• **Structured figure records**:
# # # # # # #
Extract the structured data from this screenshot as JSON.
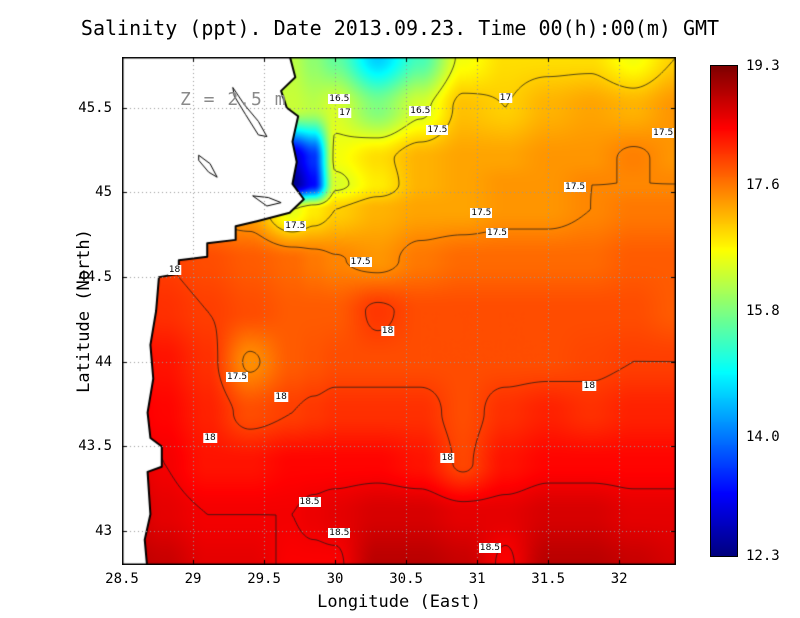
{
  "chart_data": {
    "type": "heatmap",
    "title": "Salinity (ppt). Date 2013.09.23. Time 00(h):00(m) GMT",
    "annotation": "Z = 2.5 m",
    "xlabel": "Longitude (East)",
    "ylabel": "Latitude (North)",
    "units": "ppt",
    "xlim": [
      28.5,
      32.4
    ],
    "ylim": [
      42.8,
      45.8
    ],
    "x_tick_labels": [
      "28.5",
      "29",
      "29.5",
      "30",
      "30.5",
      "31",
      "31.5",
      "32"
    ],
    "y_tick_labels": [
      "43",
      "43.5",
      "44",
      "44.5",
      "45",
      "45.5"
    ],
    "grid": true,
    "colorbar": {
      "min": 12.3,
      "max": 19.3,
      "tick_labels": [
        "19.3",
        "17.6",
        "15.8",
        "14.0",
        "12.3"
      ],
      "colormap": "jet",
      "position": "right"
    },
    "lon": [
      28.5,
      28.8,
      29.1,
      29.4,
      29.7,
      29.85,
      30.0,
      30.3,
      30.6,
      30.9,
      31.2,
      31.5,
      31.8,
      32.1,
      32.4
    ],
    "lat": [
      45.8,
      45.5,
      45.2,
      45.05,
      44.9,
      44.6,
      44.3,
      44.0,
      43.7,
      43.4,
      43.1,
      42.8
    ],
    "salinity": [
      [
        16.5,
        16.5,
        16.5,
        16.4,
        16.2,
        15.9,
        15.6,
        14.6,
        15.4,
        16.6,
        16.9,
        16.9,
        16.9,
        16.6,
        17.0
      ],
      [
        16.5,
        16.5,
        16.5,
        16.4,
        16.3,
        16.2,
        16.4,
        15.8,
        16.4,
        17.1,
        17.0,
        17.2,
        17.3,
        17.2,
        17.4
      ],
      [
        16.0,
        16.0,
        15.0,
        14.0,
        12.8,
        13.5,
        16.6,
        16.9,
        17.2,
        17.3,
        17.3,
        17.4,
        17.4,
        17.55,
        17.4
      ],
      [
        16.0,
        16.0,
        15.5,
        14.5,
        12.4,
        13.2,
        16.4,
        16.8,
        17.2,
        17.3,
        17.4,
        17.4,
        17.5,
        17.5,
        17.5
      ],
      [
        17.5,
        17.5,
        17.4,
        17.3,
        16.5,
        16.8,
        17.0,
        17.2,
        17.3,
        17.3,
        17.4,
        17.4,
        17.5,
        17.6,
        17.6
      ],
      [
        18.0,
        18.0,
        17.9,
        17.8,
        17.7,
        17.6,
        17.52,
        17.4,
        17.6,
        17.7,
        17.7,
        17.7,
        17.7,
        17.8,
        17.8
      ],
      [
        18.2,
        18.1,
        18.0,
        17.9,
        17.8,
        17.8,
        17.8,
        18.05,
        17.9,
        17.9,
        17.9,
        17.9,
        17.9,
        17.9,
        17.8
      ],
      [
        18.4,
        18.3,
        18.1,
        17.45,
        17.8,
        17.85,
        17.9,
        17.9,
        17.9,
        17.9,
        17.9,
        17.9,
        17.95,
        18.0,
        18.0
      ],
      [
        18.5,
        18.4,
        18.2,
        17.9,
        18.0,
        18.05,
        18.1,
        18.1,
        18.1,
        17.9,
        18.1,
        18.2,
        18.1,
        18.2,
        18.2
      ],
      [
        18.7,
        18.5,
        18.3,
        18.3,
        18.4,
        18.4,
        18.4,
        18.4,
        18.3,
        17.95,
        18.3,
        18.4,
        18.4,
        18.4,
        18.4
      ],
      [
        18.8,
        18.6,
        18.5,
        18.5,
        18.5,
        18.55,
        18.6,
        18.7,
        18.7,
        18.6,
        18.6,
        18.7,
        18.7,
        18.6,
        18.6
      ],
      [
        18.9,
        18.8,
        18.6,
        18.6,
        18.45,
        18.45,
        18.45,
        18.9,
        18.9,
        18.8,
        18.45,
        18.9,
        18.9,
        18.8,
        18.7
      ]
    ],
    "contour_levels": [
      16.5,
      17,
      17.5,
      18,
      18.5
    ],
    "contour_labels": [
      {
        "text": "16.5",
        "lon": 30.03,
        "lat": 45.55
      },
      {
        "text": "17",
        "lon": 30.07,
        "lat": 45.47
      },
      {
        "text": "16.5",
        "lon": 30.6,
        "lat": 45.48
      },
      {
        "text": "17",
        "lon": 31.2,
        "lat": 45.56
      },
      {
        "text": "17.5",
        "lon": 30.72,
        "lat": 45.37
      },
      {
        "text": "17.5",
        "lon": 32.31,
        "lat": 45.35
      },
      {
        "text": "17.5",
        "lon": 31.69,
        "lat": 45.03
      },
      {
        "text": "17.5",
        "lon": 29.72,
        "lat": 44.8
      },
      {
        "text": "17.5",
        "lon": 31.03,
        "lat": 44.88
      },
      {
        "text": "17.5",
        "lon": 31.14,
        "lat": 44.76
      },
      {
        "text": "18",
        "lon": 28.87,
        "lat": 44.54
      },
      {
        "text": "17.5",
        "lon": 30.18,
        "lat": 44.59
      },
      {
        "text": "18",
        "lon": 30.37,
        "lat": 44.18
      },
      {
        "text": "17.5",
        "lon": 29.31,
        "lat": 43.91
      },
      {
        "text": "18",
        "lon": 29.62,
        "lat": 43.79
      },
      {
        "text": "18",
        "lon": 31.79,
        "lat": 43.86
      },
      {
        "text": "18",
        "lon": 29.12,
        "lat": 43.55
      },
      {
        "text": "18",
        "lon": 30.79,
        "lat": 43.43
      },
      {
        "text": "18.5",
        "lon": 29.82,
        "lat": 43.17
      },
      {
        "text": "18.5",
        "lon": 30.03,
        "lat": 42.99
      },
      {
        "text": "18.5",
        "lon": 31.09,
        "lat": 42.9
      }
    ],
    "land_polygon": [
      [
        29.67,
        45.84
      ],
      [
        29.72,
        45.68
      ],
      [
        29.62,
        45.6
      ],
      [
        29.66,
        45.5
      ],
      [
        29.74,
        45.45
      ],
      [
        29.7,
        45.3
      ],
      [
        29.73,
        45.18
      ],
      [
        29.7,
        45.05
      ],
      [
        29.78,
        44.96
      ],
      [
        29.68,
        44.88
      ],
      [
        29.45,
        44.83
      ],
      [
        29.3,
        44.8
      ],
      [
        29.3,
        44.72
      ],
      [
        29.1,
        44.7
      ],
      [
        29.1,
        44.62
      ],
      [
        28.9,
        44.6
      ],
      [
        28.9,
        44.52
      ],
      [
        28.76,
        44.5
      ],
      [
        28.74,
        44.3
      ],
      [
        28.7,
        44.1
      ],
      [
        28.72,
        43.9
      ],
      [
        28.68,
        43.7
      ],
      [
        28.7,
        43.55
      ],
      [
        28.78,
        43.5
      ],
      [
        28.78,
        43.38
      ],
      [
        28.68,
        43.35
      ],
      [
        28.7,
        43.1
      ],
      [
        28.66,
        42.95
      ],
      [
        28.68,
        42.76
      ],
      [
        28.45,
        42.76
      ],
      [
        28.45,
        45.84
      ]
    ],
    "lagoons": [
      [
        [
          29.28,
          45.62
        ],
        [
          29.36,
          45.52
        ],
        [
          29.46,
          45.42
        ],
        [
          29.52,
          45.33
        ],
        [
          29.46,
          45.34
        ],
        [
          29.37,
          45.46
        ],
        [
          29.29,
          45.57
        ],
        [
          29.28,
          45.62
        ]
      ],
      [
        [
          29.04,
          45.22
        ],
        [
          29.12,
          45.17
        ],
        [
          29.17,
          45.09
        ],
        [
          29.11,
          45.12
        ],
        [
          29.04,
          45.19
        ],
        [
          29.04,
          45.22
        ]
      ],
      [
        [
          29.42,
          44.98
        ],
        [
          29.52,
          44.92
        ],
        [
          29.62,
          44.94
        ],
        [
          29.53,
          44.97
        ],
        [
          29.42,
          44.98
        ]
      ]
    ]
  }
}
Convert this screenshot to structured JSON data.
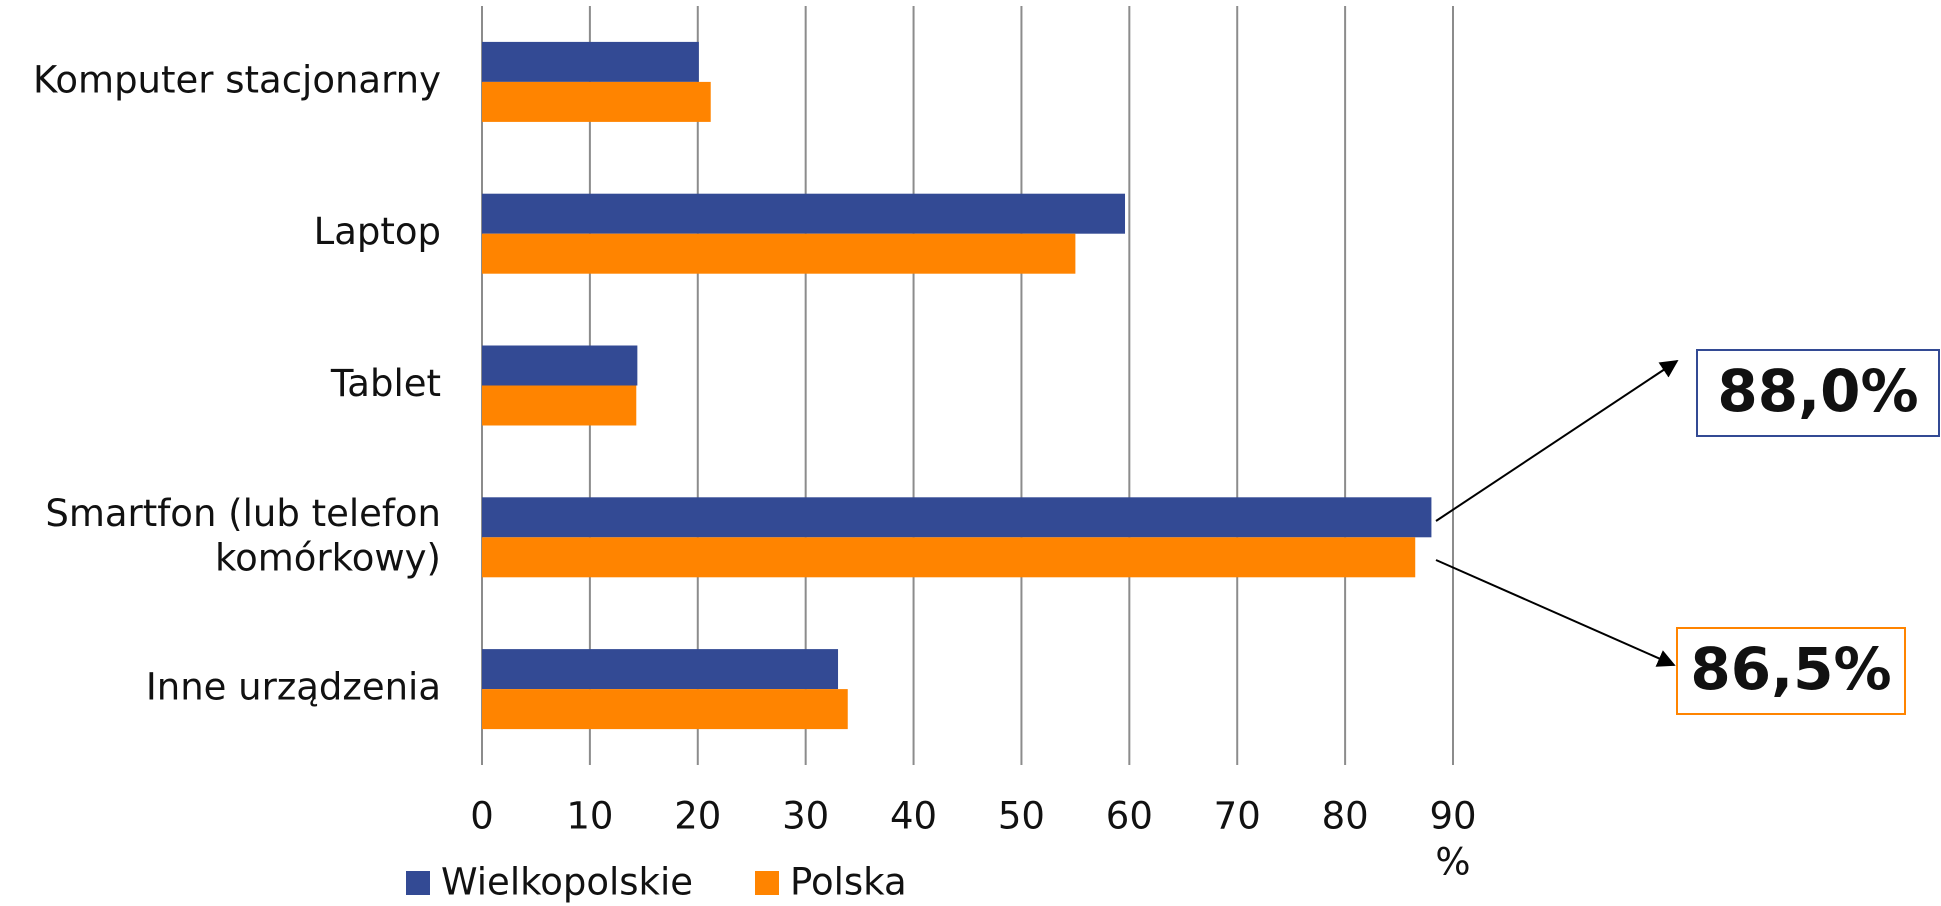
{
  "chart_data": {
    "type": "barh",
    "categories": [
      "Komputer stacjonarny",
      "Laptop",
      "Tablet",
      "Smartfon (lub telefon\nkomórkowy)",
      "Inne urządzenia"
    ],
    "series": [
      {
        "name": "Wielkopolskie",
        "color": "#334a94",
        "values": [
          20.1,
          59.6,
          14.4,
          88.0,
          33.0
        ],
        "value_labels": [
          null,
          null,
          null,
          "88,0%",
          null
        ]
      },
      {
        "name": "Polska",
        "color": "#ff8400",
        "values": [
          21.2,
          55.0,
          14.3,
          86.5,
          33.9
        ],
        "value_labels": [
          null,
          null,
          null,
          "86,5%",
          null
        ]
      }
    ],
    "xlim": [
      0,
      90
    ],
    "xticks": [
      0,
      10,
      20,
      30,
      40,
      50,
      60,
      70,
      80,
      90
    ],
    "xlabel": "%",
    "grid": true,
    "legend": "bottom"
  }
}
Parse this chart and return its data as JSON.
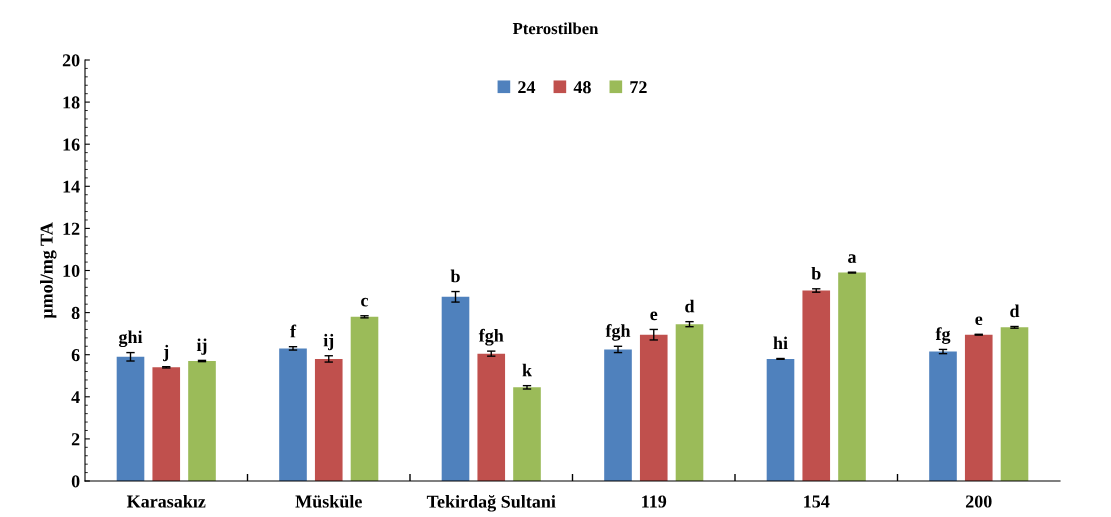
{
  "chart_data": {
    "type": "bar",
    "title": "Pterostilben",
    "ylabel": "µmol/mg TA",
    "categories": [
      "Karasakız",
      "Müsküle",
      "Tekirdağ Sultani",
      "119",
      "154",
      "200"
    ],
    "series": [
      {
        "name": "24",
        "color": "#4f81bd",
        "values": [
          5.9,
          6.3,
          8.75,
          6.25,
          5.8,
          6.15
        ],
        "errors": [
          0.2,
          0.08,
          0.25,
          0.15,
          0.02,
          0.1
        ],
        "value_labels": [
          "ghi",
          "f",
          "b",
          "fgh",
          "hi",
          "fg"
        ]
      },
      {
        "name": "48",
        "color": "#c0504d",
        "values": [
          5.4,
          5.8,
          6.05,
          6.95,
          9.05,
          6.95
        ],
        "errors": [
          0.03,
          0.15,
          0.12,
          0.25,
          0.08,
          0.02
        ],
        "value_labels": [
          "j",
          "ij",
          "fgh",
          "e",
          "b",
          "e"
        ]
      },
      {
        "name": "72",
        "color": "#9bbb59",
        "values": [
          5.7,
          7.8,
          4.45,
          7.45,
          9.9,
          7.3
        ],
        "errors": [
          0.03,
          0.05,
          0.08,
          0.12,
          0.02,
          0.04
        ],
        "value_labels": [
          "ij",
          "c",
          "k",
          "d",
          "a",
          "d"
        ]
      }
    ],
    "ylim": [
      0,
      20
    ],
    "yticks": [
      0,
      2,
      4,
      6,
      8,
      10,
      12,
      14,
      16,
      18,
      20
    ],
    "legend": "top",
    "grid": false
  }
}
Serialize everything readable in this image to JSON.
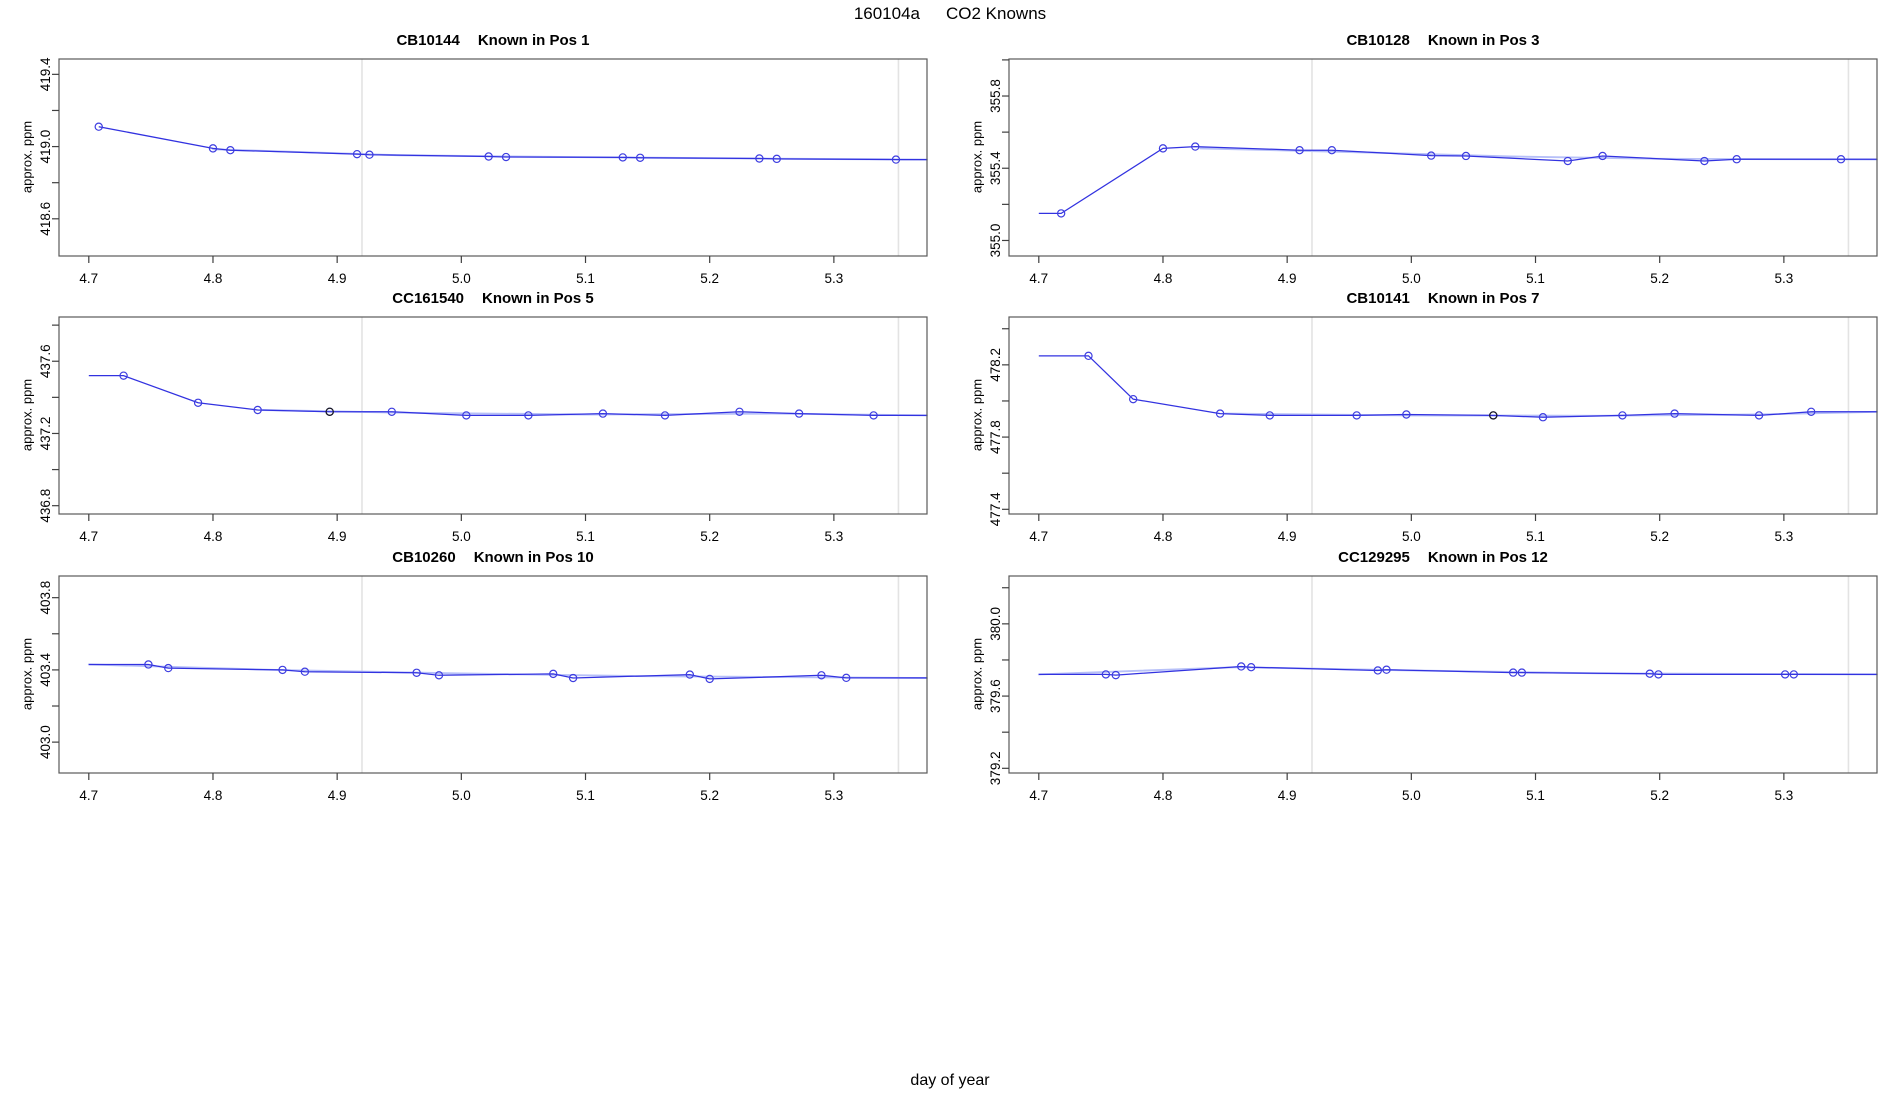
# # # # # # #
• **Exercise instructions**: Print, exactly and only, the lines running from the line with "Parse this chart and return its data as JSON." through the last line of the data, including both. Skip any picture.

• **Output**:
Parse this chart and return its data as JSON.
{
  "chart_data": {
    "type": "bar",
    "title": "Pterostilben",
    "ylabel": "µmol/mg TA",
    "categories": [
      "Karasakız",
      "Müsküle",
      "Tekirdağ Sultani",
      "119",
      "154",
      "200"
    ],
    "series": [
      {
        "name": "24",
        "color": "#4f81bd",
        "values": [
          5.9,
          6.3,
          8.75,
          6.25,
          5.8,
          6.15
        ],
        "errors": [
          0.2,
          0.08,
          0.25,
          0.15,
          0.02,
          0.1
        ],
        "value_labels": [
          "ghi",
          "f",
          "b",
          "fgh",
          "hi",
          "fg"
        ]
      },
      {
        "name": "48",
        "color": "#c0504d",
        "values": [
          5.4,
          5.8,
          6.05,
          6.95,
          9.05,
          6.95
        ],
        "errors": [
          0.03,
          0.15,
          0.12,
          0.25,
          0.08,
          0.02
        ],
        "value_labels": [
          "j",
          "ij",
          "fgh",
          "e",
          "b",
          "e"
        ]
      },
      {
        "name": "72",
        "color": "#9bbb59",
        "values": [
          5.7,
          7.8,
          4.45,
          7.45,
          9.9,
          7.3
        ],
        "errors": [
          0.03,
          0.05,
          0.08,
          0.12,
          0.02,
          0.04
        ],
        "value_labels": [
          "ij",
          "c",
          "k",
          "d",
          "a",
          "d"
        ]
      }
    ],
    "ylim": [
      0,
      20
    ],
    "yticks": [
      0,
      2,
      4,
      6,
      8,
      10,
      12,
      14,
      16,
      18,
      20
    ],
    "legend": "top",
    "grid": false
  }
}
Serialize everything readable in this image to JSON.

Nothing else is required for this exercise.